▸ **Required work**
All of the data needs to be repeated exactly.

▸ **Input data**
****************

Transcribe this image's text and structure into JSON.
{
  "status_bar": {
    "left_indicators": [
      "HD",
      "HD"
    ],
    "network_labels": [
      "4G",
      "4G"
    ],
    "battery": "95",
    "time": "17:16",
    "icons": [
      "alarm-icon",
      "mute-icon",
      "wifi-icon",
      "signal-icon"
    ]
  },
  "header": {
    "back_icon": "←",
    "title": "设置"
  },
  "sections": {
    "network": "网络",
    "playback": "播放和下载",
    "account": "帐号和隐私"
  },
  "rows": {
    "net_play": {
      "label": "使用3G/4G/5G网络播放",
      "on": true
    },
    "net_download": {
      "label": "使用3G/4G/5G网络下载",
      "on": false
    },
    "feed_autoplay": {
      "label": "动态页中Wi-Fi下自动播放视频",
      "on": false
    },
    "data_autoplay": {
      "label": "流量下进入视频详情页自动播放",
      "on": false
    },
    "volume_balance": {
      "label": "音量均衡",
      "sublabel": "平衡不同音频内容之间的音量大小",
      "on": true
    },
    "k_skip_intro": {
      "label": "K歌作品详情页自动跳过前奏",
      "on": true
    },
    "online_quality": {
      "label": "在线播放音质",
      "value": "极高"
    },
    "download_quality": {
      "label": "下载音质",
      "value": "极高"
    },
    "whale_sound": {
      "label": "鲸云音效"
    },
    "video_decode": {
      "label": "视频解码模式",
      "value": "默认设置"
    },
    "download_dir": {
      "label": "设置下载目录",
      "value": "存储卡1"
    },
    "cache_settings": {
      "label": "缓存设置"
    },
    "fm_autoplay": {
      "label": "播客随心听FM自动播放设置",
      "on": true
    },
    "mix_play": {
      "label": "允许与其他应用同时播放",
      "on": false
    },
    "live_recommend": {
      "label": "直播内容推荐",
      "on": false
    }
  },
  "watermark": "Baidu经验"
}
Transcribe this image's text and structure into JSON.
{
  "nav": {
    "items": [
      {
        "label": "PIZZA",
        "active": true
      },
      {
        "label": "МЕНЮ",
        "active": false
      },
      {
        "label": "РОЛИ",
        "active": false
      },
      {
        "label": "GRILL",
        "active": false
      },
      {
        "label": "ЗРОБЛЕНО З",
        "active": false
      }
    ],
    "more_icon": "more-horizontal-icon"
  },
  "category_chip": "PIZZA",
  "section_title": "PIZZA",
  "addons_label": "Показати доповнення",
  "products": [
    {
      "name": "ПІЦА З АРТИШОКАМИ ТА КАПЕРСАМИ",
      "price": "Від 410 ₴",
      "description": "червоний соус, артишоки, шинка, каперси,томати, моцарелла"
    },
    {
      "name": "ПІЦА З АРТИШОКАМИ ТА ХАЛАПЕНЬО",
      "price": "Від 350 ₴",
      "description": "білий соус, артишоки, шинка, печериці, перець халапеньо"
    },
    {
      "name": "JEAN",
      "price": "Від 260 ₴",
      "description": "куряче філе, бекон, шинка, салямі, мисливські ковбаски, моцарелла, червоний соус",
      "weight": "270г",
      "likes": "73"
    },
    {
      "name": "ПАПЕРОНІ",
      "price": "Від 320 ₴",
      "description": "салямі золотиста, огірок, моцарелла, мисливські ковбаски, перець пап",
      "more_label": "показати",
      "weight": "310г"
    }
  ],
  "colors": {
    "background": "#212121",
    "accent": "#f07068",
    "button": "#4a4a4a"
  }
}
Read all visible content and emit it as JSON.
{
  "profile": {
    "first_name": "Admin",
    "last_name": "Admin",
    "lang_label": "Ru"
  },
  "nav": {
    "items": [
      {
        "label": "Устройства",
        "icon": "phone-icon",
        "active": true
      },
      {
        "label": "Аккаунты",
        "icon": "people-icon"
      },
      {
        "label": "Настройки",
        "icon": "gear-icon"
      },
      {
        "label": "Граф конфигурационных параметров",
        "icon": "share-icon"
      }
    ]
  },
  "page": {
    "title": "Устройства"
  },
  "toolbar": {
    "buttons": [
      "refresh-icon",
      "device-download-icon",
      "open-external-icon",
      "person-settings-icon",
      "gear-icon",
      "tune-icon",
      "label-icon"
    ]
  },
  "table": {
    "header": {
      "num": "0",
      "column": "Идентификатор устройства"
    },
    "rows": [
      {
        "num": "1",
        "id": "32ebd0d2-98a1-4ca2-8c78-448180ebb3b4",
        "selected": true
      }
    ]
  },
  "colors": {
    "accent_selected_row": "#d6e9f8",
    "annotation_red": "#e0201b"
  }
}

****************

▸ **Task output**
Transcribe this image's text and structure into JSON.
{
  "status_bar": {
    "left_indicators": [
      "HD",
      "HD"
    ],
    "network_labels": [
      "4G",
      "4G"
    ],
    "battery": "95",
    "time": "17:16",
    "icons": [
      "alarm-icon",
      "mute-icon",
      "wifi-icon",
      "signal-icon"
    ]
  },
  "header": {
    "back_icon": "←",
    "title": "设置"
  },
  "sections": {
    "network": "网络",
    "playback": "播放和下载",
    "account": "帐号和隐私"
  },
  "rows": {
    "net_play": {
      "label": "使用3G/4G/5G网络播放",
      "on": true
    },
    "net_download": {
      "label": "使用3G/4G/5G网络下载",
      "on": false
    },
    "feed_autoplay": {
      "label": "动态页中Wi-Fi下自动播放视频",
      "on": false
    },
    "data_autoplay": {
      "label": "流量下进入视频详情页自动播放",
      "on": false
    },
    "volume_balance": {
      "label": "音量均衡",
      "sublabel": "平衡不同音频内容之间的音量大小",
      "on": true
    },
    "k_skip_intro": {
      "label": "K歌作品详情页自动跳过前奏",
      "on": true
    },
    "online_quality": {
      "label": "在线播放音质",
      "value": "极高"
    },
    "download_quality": {
      "label": "下载音质",
      "value": "极高"
    },
    "whale_sound": {
      "label": "鲸云音效"
    },
    "video_decode": {
      "label": "视频解码模式",
      "value": "默认设置"
    },
    "download_dir": {
      "label": "设置下载目录",
      "value": "存储卡1"
    },
    "cache_settings": {
      "label": "缓存设置"
    },
    "fm_autoplay": {
      "label": "播客随心听FM自动播放设置",
      "on": true
    },
    "mix_play": {
      "label": "允许与其他应用同时播放",
      "on": false
    },
    "live_recommend": {
      "label": "直播内容推荐",
      "on": false
    }
  },
  "watermark": "Baidu经验"
}
Transcribe this image's text and structure into JSON.
{
  "nav": {
    "items": [
      {
        "label": "PIZZA",
        "active": true
      },
      {
        "label": "МЕНЮ",
        "active": false
      },
      {
        "label": "РОЛИ",
        "active": false
      },
      {
        "label": "GRILL",
        "active": false
      },
      {
        "label": "ЗРОБЛЕНО З",
        "active": false
      }
    ],
    "more_icon": "more-horizontal-icon"
  },
  "category_chip": "PIZZA",
  "section_title": "PIZZA",
  "addons_label": "Показати доповнення",
  "products": [
    {
      "name": "ПІЦА З АРТИШОКАМИ ТА КАПЕРСАМИ",
      "price": "Від 410 ₴",
      "description": "червоний соус, артишоки, шинка, каперси,томати, моцарелла"
    },
    {
      "name": "ПІЦА З АРТИШОКАМИ ТА ХАЛАПЕНЬО",
      "price": "Від 350 ₴",
      "description": "білий соус, артишоки, шинка, печериці, перець халапеньо"
    },
    {
      "name": "JEAN",
      "price": "Від 260 ₴",
      "description": "куряче філе, бекон, шинка, салямі, мисливські ковбаски, моцарелла, червоний соус",
      "weight": "270г",
      "likes": "73"
    },
    {
      "name": "ПАПЕРОНІ",
      "price": "Від 320 ₴",
      "description": "салямі золотиста, огірок, моцарелла, мисливські ковбаски, перець пап",
      "more_label": "показати",
      "weight": "310г"
    }
  ],
  "colors": {
    "background": "#212121",
    "accent": "#f07068",
    "button": "#4a4a4a"
  }
}
Read all visible content and emit it as JSON.
{
  "profile": {
    "first_name": "Admin",
    "last_name": "Admin",
    "lang_label": "Ru"
  },
  "nav": {
    "items": [
      {
        "label": "Устройства",
        "icon": "phone-icon",
        "active": true
      },
      {
        "label": "Аккаунты",
        "icon": "people-icon"
      },
      {
        "label": "Настройки",
        "icon": "gear-icon"
      },
      {
        "label": "Граф конфигурационных параметров",
        "icon": "share-icon"
      }
    ]
  },
  "page": {
    "title": "Устройства"
  },
  "toolbar": {
    "buttons": [
      "refresh-icon",
      "device-download-icon",
      "open-external-icon",
      "person-settings-icon",
      "gear-icon",
      "tune-icon",
      "label-icon"
    ]
  },
  "table": {
    "header": {
      "num": "0",
      "column": "Идентификатор устройства"
    },
    "rows": [
      {
        "num": "1",
        "id": "32ebd0d2-98a1-4ca2-8c78-448180ebb3b4",
        "selected": true
      }
    ]
  },
  "colors": {
    "accent_selected_row": "#d6e9f8",
    "annotation_red": "#e0201b"
  }
}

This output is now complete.